*TASK OBJECTIVE*
Your task is to print all of the material verbatim.

*Dataset entries on figures*

## Start

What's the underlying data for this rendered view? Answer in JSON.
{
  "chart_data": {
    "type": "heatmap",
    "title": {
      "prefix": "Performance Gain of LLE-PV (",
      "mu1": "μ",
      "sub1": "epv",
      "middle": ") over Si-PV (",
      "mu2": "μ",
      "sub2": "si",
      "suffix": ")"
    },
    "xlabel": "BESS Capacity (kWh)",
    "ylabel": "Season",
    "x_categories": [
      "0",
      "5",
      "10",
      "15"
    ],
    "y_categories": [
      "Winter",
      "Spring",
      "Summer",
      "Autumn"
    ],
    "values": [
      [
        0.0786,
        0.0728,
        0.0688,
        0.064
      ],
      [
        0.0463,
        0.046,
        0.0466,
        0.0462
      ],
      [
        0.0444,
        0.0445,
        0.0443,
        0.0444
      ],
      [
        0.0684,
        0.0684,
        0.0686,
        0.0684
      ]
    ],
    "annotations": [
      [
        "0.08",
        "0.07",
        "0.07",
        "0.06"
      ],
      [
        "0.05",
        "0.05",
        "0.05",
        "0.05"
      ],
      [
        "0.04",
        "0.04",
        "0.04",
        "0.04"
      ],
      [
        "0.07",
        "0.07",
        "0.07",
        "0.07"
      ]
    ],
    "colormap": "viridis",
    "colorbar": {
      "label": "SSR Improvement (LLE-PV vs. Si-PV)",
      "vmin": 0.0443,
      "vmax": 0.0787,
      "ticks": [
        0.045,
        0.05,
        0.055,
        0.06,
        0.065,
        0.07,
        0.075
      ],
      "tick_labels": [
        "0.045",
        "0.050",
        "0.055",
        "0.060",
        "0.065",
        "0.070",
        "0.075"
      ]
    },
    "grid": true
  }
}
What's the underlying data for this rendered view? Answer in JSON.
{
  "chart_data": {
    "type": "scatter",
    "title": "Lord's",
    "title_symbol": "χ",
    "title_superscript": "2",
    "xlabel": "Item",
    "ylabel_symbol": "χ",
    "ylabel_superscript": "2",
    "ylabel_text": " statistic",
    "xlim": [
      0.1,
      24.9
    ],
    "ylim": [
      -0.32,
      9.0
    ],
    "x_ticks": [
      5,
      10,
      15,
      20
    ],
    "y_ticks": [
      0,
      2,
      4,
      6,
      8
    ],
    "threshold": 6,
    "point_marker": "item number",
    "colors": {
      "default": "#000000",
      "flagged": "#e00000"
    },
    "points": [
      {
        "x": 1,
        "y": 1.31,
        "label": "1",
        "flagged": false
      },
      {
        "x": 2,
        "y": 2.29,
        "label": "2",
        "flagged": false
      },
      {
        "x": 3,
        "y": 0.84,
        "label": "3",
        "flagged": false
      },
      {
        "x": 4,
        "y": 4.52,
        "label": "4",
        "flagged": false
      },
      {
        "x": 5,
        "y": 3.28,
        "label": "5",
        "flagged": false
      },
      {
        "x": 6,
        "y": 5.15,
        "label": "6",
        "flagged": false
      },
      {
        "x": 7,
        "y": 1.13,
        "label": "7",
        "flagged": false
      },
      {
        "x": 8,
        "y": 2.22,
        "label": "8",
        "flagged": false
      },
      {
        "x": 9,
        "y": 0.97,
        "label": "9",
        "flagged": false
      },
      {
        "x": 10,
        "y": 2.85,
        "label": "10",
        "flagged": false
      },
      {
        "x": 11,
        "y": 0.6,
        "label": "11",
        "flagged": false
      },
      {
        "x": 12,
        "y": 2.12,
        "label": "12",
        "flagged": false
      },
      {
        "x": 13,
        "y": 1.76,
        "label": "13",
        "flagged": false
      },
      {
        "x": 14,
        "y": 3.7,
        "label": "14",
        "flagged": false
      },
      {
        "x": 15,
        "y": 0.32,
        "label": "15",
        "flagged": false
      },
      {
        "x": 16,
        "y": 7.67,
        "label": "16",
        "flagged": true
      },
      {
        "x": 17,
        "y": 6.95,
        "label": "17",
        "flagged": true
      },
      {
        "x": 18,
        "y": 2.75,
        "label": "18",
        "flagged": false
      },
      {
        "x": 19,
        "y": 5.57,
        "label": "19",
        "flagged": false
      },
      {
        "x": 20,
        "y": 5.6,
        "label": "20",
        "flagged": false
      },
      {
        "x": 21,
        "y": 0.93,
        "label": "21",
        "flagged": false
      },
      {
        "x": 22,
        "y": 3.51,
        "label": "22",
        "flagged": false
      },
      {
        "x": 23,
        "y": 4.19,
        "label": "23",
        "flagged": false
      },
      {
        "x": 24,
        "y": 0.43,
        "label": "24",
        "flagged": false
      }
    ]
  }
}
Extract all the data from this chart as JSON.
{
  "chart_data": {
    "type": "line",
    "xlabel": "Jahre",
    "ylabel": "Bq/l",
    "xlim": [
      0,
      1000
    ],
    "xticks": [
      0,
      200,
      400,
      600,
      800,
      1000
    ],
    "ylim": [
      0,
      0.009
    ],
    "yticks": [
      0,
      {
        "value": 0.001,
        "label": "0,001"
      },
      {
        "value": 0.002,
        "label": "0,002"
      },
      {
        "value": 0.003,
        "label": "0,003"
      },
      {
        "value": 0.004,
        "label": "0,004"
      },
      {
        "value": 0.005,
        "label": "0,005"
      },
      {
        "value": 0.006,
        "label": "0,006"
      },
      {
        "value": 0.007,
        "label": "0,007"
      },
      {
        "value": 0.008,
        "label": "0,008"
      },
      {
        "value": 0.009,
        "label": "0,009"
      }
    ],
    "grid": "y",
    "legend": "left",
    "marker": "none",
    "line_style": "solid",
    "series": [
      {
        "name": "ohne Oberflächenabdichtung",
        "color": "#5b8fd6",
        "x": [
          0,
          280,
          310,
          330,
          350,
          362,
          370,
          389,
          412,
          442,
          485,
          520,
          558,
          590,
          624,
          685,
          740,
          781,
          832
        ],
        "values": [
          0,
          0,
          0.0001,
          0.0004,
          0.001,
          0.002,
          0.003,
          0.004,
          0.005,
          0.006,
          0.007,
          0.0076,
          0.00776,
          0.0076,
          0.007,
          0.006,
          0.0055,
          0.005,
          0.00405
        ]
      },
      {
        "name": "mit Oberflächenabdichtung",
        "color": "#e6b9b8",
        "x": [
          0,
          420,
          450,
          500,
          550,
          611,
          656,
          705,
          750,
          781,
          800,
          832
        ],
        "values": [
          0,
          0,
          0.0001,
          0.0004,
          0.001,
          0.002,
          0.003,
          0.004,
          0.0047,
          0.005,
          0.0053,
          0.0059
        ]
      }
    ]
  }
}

## End

*EXERCISE RESULT*
What's the underlying data for this rendered view? Answer in JSON.
{
  "chart_data": {
    "type": "heatmap",
    "title": {
      "prefix": "Performance Gain of LLE-PV (",
      "mu1": "μ",
      "sub1": "epv",
      "middle": ") over Si-PV (",
      "mu2": "μ",
      "sub2": "si",
      "suffix": ")"
    },
    "xlabel": "BESS Capacity (kWh)",
    "ylabel": "Season",
    "x_categories": [
      "0",
      "5",
      "10",
      "15"
    ],
    "y_categories": [
      "Winter",
      "Spring",
      "Summer",
      "Autumn"
    ],
    "values": [
      [
        0.0786,
        0.0728,
        0.0688,
        0.064
      ],
      [
        0.0463,
        0.046,
        0.0466,
        0.0462
      ],
      [
        0.0444,
        0.0445,
        0.0443,
        0.0444
      ],
      [
        0.0684,
        0.0684,
        0.0686,
        0.0684
      ]
    ],
    "annotations": [
      [
        "0.08",
        "0.07",
        "0.07",
        "0.06"
      ],
      [
        "0.05",
        "0.05",
        "0.05",
        "0.05"
      ],
      [
        "0.04",
        "0.04",
        "0.04",
        "0.04"
      ],
      [
        "0.07",
        "0.07",
        "0.07",
        "0.07"
      ]
    ],
    "colormap": "viridis",
    "colorbar": {
      "label": "SSR Improvement (LLE-PV vs. Si-PV)",
      "vmin": 0.0443,
      "vmax": 0.0787,
      "ticks": [
        0.045,
        0.05,
        0.055,
        0.06,
        0.065,
        0.07,
        0.075
      ],
      "tick_labels": [
        "0.045",
        "0.050",
        "0.055",
        "0.060",
        "0.065",
        "0.070",
        "0.075"
      ]
    },
    "grid": true
  }
}
What's the underlying data for this rendered view? Answer in JSON.
{
  "chart_data": {
    "type": "scatter",
    "title": "Lord's",
    "title_symbol": "χ",
    "title_superscript": "2",
    "xlabel": "Item",
    "ylabel_symbol": "χ",
    "ylabel_superscript": "2",
    "ylabel_text": " statistic",
    "xlim": [
      0.1,
      24.9
    ],
    "ylim": [
      -0.32,
      9.0
    ],
    "x_ticks": [
      5,
      10,
      15,
      20
    ],
    "y_ticks": [
      0,
      2,
      4,
      6,
      8
    ],
    "threshold": 6,
    "point_marker": "item number",
    "colors": {
      "default": "#000000",
      "flagged": "#e00000"
    },
    "points": [
      {
        "x": 1,
        "y": 1.31,
        "label": "1",
        "flagged": false
      },
      {
        "x": 2,
        "y": 2.29,
        "label": "2",
        "flagged": false
      },
      {
        "x": 3,
        "y": 0.84,
        "label": "3",
        "flagged": false
      },
      {
        "x": 4,
        "y": 4.52,
        "label": "4",
        "flagged": false
      },
      {
        "x": 5,
        "y": 3.28,
        "label": "5",
        "flagged": false
      },
      {
        "x": 6,
        "y": 5.15,
        "label": "6",
        "flagged": false
      },
      {
        "x": 7,
        "y": 1.13,
        "label": "7",
        "flagged": false
      },
      {
        "x": 8,
        "y": 2.22,
        "label": "8",
        "flagged": false
      },
      {
        "x": 9,
        "y": 0.97,
        "label": "9",
        "flagged": false
      },
      {
        "x": 10,
        "y": 2.85,
        "label": "10",
        "flagged": false
      },
      {
        "x": 11,
        "y": 0.6,
        "label": "11",
        "flagged": false
      },
      {
        "x": 12,
        "y": 2.12,
        "label": "12",
        "flagged": false
      },
      {
        "x": 13,
        "y": 1.76,
        "label": "13",
        "flagged": false
      },
      {
        "x": 14,
        "y": 3.7,
        "label": "14",
        "flagged": false
      },
      {
        "x": 15,
        "y": 0.32,
        "label": "15",
        "flagged": false
      },
      {
        "x": 16,
        "y": 7.67,
        "label": "16",
        "flagged": true
      },
      {
        "x": 17,
        "y": 6.95,
        "label": "17",
        "flagged": true
      },
      {
        "x": 18,
        "y": 2.75,
        "label": "18",
        "flagged": false
      },
      {
        "x": 19,
        "y": 5.57,
        "label": "19",
        "flagged": false
      },
      {
        "x": 20,
        "y": 5.6,
        "label": "20",
        "flagged": false
      },
      {
        "x": 21,
        "y": 0.93,
        "label": "21",
        "flagged": false
      },
      {
        "x": 22,
        "y": 3.51,
        "label": "22",
        "flagged": false
      },
      {
        "x": 23,
        "y": 4.19,
        "label": "23",
        "flagged": false
      },
      {
        "x": 24,
        "y": 0.43,
        "label": "24",
        "flagged": false
      }
    ]
  }
}
Extract all the data from this chart as JSON.
{
  "chart_data": {
    "type": "line",
    "xlabel": "Jahre",
    "ylabel": "Bq/l",
    "xlim": [
      0,
      1000
    ],
    "xticks": [
      0,
      200,
      400,
      600,
      800,
      1000
    ],
    "ylim": [
      0,
      0.009
    ],
    "yticks": [
      0,
      {
        "value": 0.001,
        "label": "0,001"
      },
      {
        "value": 0.002,
        "label": "0,002"
      },
      {
        "value": 0.003,
        "label": "0,003"
      },
      {
        "value": 0.004,
        "label": "0,004"
      },
      {
        "value": 0.005,
        "label": "0,005"
      },
      {
        "value": 0.006,
        "label": "0,006"
      },
      {
        "value": 0.007,
        "label": "0,007"
      },
      {
        "value": 0.008,
        "label": "0,008"
      },
      {
        "value": 0.009,
        "label": "0,009"
      }
    ],
    "grid": "y",
    "legend": "left",
    "marker": "none",
    "line_style": "solid",
    "series": [
      {
        "name": "ohne Oberflächenabdichtung",
        "color": "#5b8fd6",
        "x": [
          0,
          280,
          310,
          330,
          350,
          362,
          370,
          389,
          412,
          442,
          485,
          520,
          558,
          590,
          624,
          685,
          740,
          781,
          832
        ],
        "values": [
          0,
          0,
          0.0001,
          0.0004,
          0.001,
          0.002,
          0.003,
          0.004,
          0.005,
          0.006,
          0.007,
          0.0076,
          0.00776,
          0.0076,
          0.007,
          0.006,
          0.0055,
          0.005,
          0.00405
        ]
      },
      {
        "name": "mit Oberflächenabdichtung",
        "color": "#e6b9b8",
        "x": [
          0,
          420,
          450,
          500,
          550,
          611,
          656,
          705,
          750,
          781,
          800,
          832
        ],
        "values": [
          0,
          0,
          0.0001,
          0.0004,
          0.001,
          0.002,
          0.003,
          0.004,
          0.0047,
          0.005,
          0.0053,
          0.0059
        ]
      }
    ]
  }
}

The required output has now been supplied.